■ What you have to do: Using the material that follows, identify and copy each line with the string "ffffff".

■ The data:
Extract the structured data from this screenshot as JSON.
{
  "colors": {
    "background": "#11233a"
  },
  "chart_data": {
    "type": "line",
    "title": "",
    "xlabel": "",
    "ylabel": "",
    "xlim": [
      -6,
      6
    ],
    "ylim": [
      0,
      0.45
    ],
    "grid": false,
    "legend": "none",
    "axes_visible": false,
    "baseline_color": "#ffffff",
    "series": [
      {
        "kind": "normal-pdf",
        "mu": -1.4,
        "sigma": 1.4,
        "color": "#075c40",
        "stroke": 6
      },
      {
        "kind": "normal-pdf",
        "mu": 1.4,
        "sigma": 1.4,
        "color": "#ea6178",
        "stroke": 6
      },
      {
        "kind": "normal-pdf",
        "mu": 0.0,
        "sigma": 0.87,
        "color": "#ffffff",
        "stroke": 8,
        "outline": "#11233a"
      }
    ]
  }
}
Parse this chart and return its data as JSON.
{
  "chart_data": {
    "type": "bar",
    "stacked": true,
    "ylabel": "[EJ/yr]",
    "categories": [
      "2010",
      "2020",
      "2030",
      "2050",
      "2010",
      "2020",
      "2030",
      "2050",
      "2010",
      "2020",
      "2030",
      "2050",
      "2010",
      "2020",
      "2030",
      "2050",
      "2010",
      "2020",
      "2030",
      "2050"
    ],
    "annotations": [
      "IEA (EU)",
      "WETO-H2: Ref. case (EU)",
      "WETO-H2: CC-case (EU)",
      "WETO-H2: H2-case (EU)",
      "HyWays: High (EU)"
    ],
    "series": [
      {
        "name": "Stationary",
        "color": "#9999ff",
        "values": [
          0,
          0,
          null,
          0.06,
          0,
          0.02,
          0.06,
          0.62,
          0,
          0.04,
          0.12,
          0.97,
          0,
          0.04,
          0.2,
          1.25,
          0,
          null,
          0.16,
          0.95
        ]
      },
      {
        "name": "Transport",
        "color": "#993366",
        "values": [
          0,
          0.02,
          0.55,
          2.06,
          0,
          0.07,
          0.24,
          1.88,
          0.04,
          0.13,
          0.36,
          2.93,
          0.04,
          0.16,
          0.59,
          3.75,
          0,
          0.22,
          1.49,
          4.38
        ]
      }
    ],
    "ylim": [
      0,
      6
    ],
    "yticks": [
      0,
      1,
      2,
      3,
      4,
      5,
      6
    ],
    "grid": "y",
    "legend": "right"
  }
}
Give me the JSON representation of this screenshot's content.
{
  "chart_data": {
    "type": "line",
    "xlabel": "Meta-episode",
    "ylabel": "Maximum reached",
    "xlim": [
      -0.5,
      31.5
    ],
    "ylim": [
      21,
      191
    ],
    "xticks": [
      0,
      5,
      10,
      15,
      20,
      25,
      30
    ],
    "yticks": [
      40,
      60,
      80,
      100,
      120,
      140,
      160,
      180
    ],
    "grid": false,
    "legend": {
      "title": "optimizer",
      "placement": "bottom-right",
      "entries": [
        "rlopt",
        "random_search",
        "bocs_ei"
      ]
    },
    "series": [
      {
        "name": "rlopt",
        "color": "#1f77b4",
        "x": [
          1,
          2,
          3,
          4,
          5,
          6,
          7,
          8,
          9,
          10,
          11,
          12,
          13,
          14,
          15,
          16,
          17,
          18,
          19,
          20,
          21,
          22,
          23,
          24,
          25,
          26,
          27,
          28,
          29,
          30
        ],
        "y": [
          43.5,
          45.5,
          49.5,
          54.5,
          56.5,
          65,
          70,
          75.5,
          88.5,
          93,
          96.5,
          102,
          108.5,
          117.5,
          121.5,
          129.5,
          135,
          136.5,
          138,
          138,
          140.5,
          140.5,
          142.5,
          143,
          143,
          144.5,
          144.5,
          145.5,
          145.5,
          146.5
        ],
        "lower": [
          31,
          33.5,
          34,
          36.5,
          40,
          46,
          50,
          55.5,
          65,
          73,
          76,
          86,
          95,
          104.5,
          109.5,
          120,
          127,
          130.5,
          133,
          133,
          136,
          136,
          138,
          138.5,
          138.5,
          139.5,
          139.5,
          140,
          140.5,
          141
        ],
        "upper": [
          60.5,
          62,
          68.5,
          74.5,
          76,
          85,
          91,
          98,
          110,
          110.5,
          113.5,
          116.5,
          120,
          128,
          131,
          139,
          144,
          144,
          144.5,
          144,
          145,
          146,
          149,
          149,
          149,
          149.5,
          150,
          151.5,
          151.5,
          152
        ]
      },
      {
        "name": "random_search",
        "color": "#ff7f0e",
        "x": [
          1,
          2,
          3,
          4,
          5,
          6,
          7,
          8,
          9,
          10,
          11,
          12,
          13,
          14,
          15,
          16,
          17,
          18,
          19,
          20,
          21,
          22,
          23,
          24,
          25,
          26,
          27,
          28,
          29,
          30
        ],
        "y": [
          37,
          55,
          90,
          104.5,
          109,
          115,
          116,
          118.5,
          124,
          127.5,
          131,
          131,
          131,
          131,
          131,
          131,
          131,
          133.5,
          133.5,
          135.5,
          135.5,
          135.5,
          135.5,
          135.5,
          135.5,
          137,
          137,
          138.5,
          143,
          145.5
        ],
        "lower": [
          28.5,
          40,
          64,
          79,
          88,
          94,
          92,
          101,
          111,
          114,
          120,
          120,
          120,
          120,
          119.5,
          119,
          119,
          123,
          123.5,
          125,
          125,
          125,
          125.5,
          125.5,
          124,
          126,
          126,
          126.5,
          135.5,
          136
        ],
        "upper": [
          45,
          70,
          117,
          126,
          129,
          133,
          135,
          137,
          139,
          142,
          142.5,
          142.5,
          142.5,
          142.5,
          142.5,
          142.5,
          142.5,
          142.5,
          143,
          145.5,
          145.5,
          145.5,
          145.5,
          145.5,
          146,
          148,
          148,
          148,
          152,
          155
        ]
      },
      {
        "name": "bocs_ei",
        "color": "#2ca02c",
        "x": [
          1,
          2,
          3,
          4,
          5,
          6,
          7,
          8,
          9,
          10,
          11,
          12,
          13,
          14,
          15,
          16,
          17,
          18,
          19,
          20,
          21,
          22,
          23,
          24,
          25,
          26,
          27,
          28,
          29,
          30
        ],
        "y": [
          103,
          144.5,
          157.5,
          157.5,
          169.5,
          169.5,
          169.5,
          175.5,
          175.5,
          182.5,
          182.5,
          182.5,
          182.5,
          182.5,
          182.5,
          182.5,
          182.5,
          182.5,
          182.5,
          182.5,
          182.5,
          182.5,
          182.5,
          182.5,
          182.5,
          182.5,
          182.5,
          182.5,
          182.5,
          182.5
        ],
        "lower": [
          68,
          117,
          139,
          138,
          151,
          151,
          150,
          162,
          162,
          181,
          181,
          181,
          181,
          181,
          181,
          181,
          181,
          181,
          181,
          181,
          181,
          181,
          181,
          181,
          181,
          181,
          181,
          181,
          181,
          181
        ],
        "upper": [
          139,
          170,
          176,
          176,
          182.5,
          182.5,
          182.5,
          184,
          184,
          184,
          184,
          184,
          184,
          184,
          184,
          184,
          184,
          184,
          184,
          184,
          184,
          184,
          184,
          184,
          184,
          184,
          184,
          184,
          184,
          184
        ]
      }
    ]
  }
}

■ Answer below:
    "baseline_color": "#ffffff",
        "color": "#ffffff",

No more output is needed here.